** Exercise details **
Copy out every line of the data exactly.

** Lines of data **
—————

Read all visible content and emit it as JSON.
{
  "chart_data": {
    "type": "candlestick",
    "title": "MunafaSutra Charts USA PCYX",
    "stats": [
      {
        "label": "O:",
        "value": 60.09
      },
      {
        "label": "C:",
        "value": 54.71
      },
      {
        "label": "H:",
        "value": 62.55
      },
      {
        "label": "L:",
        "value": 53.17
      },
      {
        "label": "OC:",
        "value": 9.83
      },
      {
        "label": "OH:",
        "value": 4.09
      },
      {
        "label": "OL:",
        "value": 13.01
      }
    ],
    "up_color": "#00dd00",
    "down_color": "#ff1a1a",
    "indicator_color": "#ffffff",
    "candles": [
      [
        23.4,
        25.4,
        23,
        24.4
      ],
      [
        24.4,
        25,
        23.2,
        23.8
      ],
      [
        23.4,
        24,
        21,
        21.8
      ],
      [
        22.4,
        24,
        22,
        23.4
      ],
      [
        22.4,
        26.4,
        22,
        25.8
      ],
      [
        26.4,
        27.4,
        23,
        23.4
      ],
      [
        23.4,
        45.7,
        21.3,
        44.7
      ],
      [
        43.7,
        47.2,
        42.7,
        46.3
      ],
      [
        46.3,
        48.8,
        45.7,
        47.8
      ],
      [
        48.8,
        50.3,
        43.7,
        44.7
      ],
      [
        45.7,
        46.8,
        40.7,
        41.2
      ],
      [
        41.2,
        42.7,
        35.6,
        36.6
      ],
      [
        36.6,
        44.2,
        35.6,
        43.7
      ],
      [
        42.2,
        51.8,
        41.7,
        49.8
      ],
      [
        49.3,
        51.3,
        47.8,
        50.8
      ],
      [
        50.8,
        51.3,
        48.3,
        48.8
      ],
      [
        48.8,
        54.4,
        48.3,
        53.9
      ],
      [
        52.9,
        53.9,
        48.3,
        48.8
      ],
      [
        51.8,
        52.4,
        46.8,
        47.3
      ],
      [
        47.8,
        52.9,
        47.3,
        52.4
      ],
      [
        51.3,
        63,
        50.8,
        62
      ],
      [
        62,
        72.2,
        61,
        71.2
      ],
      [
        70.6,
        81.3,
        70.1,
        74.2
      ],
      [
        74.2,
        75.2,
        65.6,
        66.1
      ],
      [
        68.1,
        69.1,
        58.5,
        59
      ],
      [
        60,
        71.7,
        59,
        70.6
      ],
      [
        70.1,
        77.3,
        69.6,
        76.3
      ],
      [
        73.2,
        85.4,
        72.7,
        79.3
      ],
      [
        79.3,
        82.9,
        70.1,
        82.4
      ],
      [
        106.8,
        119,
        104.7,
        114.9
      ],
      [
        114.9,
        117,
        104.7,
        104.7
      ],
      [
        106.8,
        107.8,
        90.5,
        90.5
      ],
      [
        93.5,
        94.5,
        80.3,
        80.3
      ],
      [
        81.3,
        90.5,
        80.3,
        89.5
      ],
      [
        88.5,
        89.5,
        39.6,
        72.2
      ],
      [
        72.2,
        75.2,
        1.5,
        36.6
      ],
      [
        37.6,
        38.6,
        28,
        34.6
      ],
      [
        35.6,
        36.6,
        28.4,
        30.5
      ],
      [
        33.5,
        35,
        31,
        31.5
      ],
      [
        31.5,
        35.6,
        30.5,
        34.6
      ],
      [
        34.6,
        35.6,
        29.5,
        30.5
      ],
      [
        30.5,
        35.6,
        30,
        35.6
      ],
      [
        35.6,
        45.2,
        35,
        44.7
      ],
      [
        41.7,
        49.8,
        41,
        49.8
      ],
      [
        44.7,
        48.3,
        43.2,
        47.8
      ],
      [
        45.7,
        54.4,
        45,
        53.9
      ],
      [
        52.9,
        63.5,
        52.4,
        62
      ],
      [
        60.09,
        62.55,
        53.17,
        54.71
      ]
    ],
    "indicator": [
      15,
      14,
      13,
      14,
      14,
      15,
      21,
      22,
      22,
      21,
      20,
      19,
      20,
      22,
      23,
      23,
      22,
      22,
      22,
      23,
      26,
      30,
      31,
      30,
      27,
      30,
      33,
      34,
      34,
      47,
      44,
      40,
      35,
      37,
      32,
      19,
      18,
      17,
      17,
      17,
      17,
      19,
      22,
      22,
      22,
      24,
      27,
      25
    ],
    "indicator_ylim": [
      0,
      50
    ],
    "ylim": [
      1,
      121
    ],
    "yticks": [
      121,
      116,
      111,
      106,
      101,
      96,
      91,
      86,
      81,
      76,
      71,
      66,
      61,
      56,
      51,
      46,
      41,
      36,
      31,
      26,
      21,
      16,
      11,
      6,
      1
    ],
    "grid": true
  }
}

—————

** Answer **
Read all visible content and emit it as JSON.
{
  "chart_data": {
    "type": "candlestick",
    "title": "MunafaSutra Charts USA PCYX",
    "stats": [
      {
        "label": "O:",
        "value": 60.09
      },
      {
        "label": "C:",
        "value": 54.71
      },
      {
        "label": "H:",
        "value": 62.55
      },
      {
        "label": "L:",
        "value": 53.17
      },
      {
        "label": "OC:",
        "value": 9.83
      },
      {
        "label": "OH:",
        "value": 4.09
      },
      {
        "label": "OL:",
        "value": 13.01
      }
    ],
    "up_color": "#00dd00",
    "down_color": "#ff1a1a",
    "indicator_color": "#ffffff",
    "candles": [
      [
        23.4,
        25.4,
        23,
        24.4
      ],
      [
        24.4,
        25,
        23.2,
        23.8
      ],
      [
        23.4,
        24,
        21,
        21.8
      ],
      [
        22.4,
        24,
        22,
        23.4
      ],
      [
        22.4,
        26.4,
        22,
        25.8
      ],
      [
        26.4,
        27.4,
        23,
        23.4
      ],
      [
        23.4,
        45.7,
        21.3,
        44.7
      ],
      [
        43.7,
        47.2,
        42.7,
        46.3
      ],
      [
        46.3,
        48.8,
        45.7,
        47.8
      ],
      [
        48.8,
        50.3,
        43.7,
        44.7
      ],
      [
        45.7,
        46.8,
        40.7,
        41.2
      ],
      [
        41.2,
        42.7,
        35.6,
        36.6
      ],
      [
        36.6,
        44.2,
        35.6,
        43.7
      ],
      [
        42.2,
        51.8,
        41.7,
        49.8
      ],
      [
        49.3,
        51.3,
        47.8,
        50.8
      ],
      [
        50.8,
        51.3,
        48.3,
        48.8
      ],
      [
        48.8,
        54.4,
        48.3,
        53.9
      ],
      [
        52.9,
        53.9,
        48.3,
        48.8
      ],
      [
        51.8,
        52.4,
        46.8,
        47.3
      ],
      [
        47.8,
        52.9,
        47.3,
        52.4
      ],
      [
        51.3,
        63,
        50.8,
        62
      ],
      [
        62,
        72.2,
        61,
        71.2
      ],
      [
        70.6,
        81.3,
        70.1,
        74.2
      ],
      [
        74.2,
        75.2,
        65.6,
        66.1
      ],
      [
        68.1,
        69.1,
        58.5,
        59
      ],
      [
        60,
        71.7,
        59,
        70.6
      ],
      [
        70.1,
        77.3,
        69.6,
        76.3
      ],
      [
        73.2,
        85.4,
        72.7,
        79.3
      ],
      [
        79.3,
        82.9,
        70.1,
        82.4
      ],
      [
        106.8,
        119,
        104.7,
        114.9
      ],
      [
        114.9,
        117,
        104.7,
        104.7
      ],
      [
        106.8,
        107.8,
        90.5,
        90.5
      ],
      [
        93.5,
        94.5,
        80.3,
        80.3
      ],
      [
        81.3,
        90.5,
        80.3,
        89.5
      ],
      [
        88.5,
        89.5,
        39.6,
        72.2
      ],
      [
        72.2,
        75.2,
        1.5,
        36.6
      ],
      [
        37.6,
        38.6,
        28,
        34.6
      ],
      [
        35.6,
        36.6,
        28.4,
        30.5
      ],
      [
        33.5,
        35,
        31,
        31.5
      ],
      [
        31.5,
        35.6,
        30.5,
        34.6
      ],
      [
        34.6,
        35.6,
        29.5,
        30.5
      ],
      [
        30.5,
        35.6,
        30,
        35.6
      ],
      [
        35.6,
        45.2,
        35,
        44.7
      ],
      [
        41.7,
        49.8,
        41,
        49.8
      ],
      [
        44.7,
        48.3,
        43.2,
        47.8
      ],
      [
        45.7,
        54.4,
        45,
        53.9
      ],
      [
        52.9,
        63.5,
        52.4,
        62
      ],
      [
        60.09,
        62.55,
        53.17,
        54.71
      ]
    ],
    "indicator": [
      15,
      14,
      13,
      14,
      14,
      15,
      21,
      22,
      22,
      21,
      20,
      19,
      20,
      22,
      23,
      23,
      22,
      22,
      22,
      23,
      26,
      30,
      31,
      30,
      27,
      30,
      33,
      34,
      34,
      47,
      44,
      40,
      35,
      37,
      32,
      19,
      18,
      17,
      17,
      17,
      17,
      19,
      22,
      22,
      22,
      24,
      27,
      25
    ],
    "indicator_ylim": [
      0,
      50
    ],
    "ylim": [
      1,
      121
    ],
    "yticks": [
      121,
      116,
      111,
      106,
      101,
      96,
      91,
      86,
      81,
      76,
      71,
      66,
      61,
      56,
      51,
      46,
      41,
      36,
      31,
      26,
      21,
      16,
      11,
      6,
      1
    ],
    "grid": true
  }
}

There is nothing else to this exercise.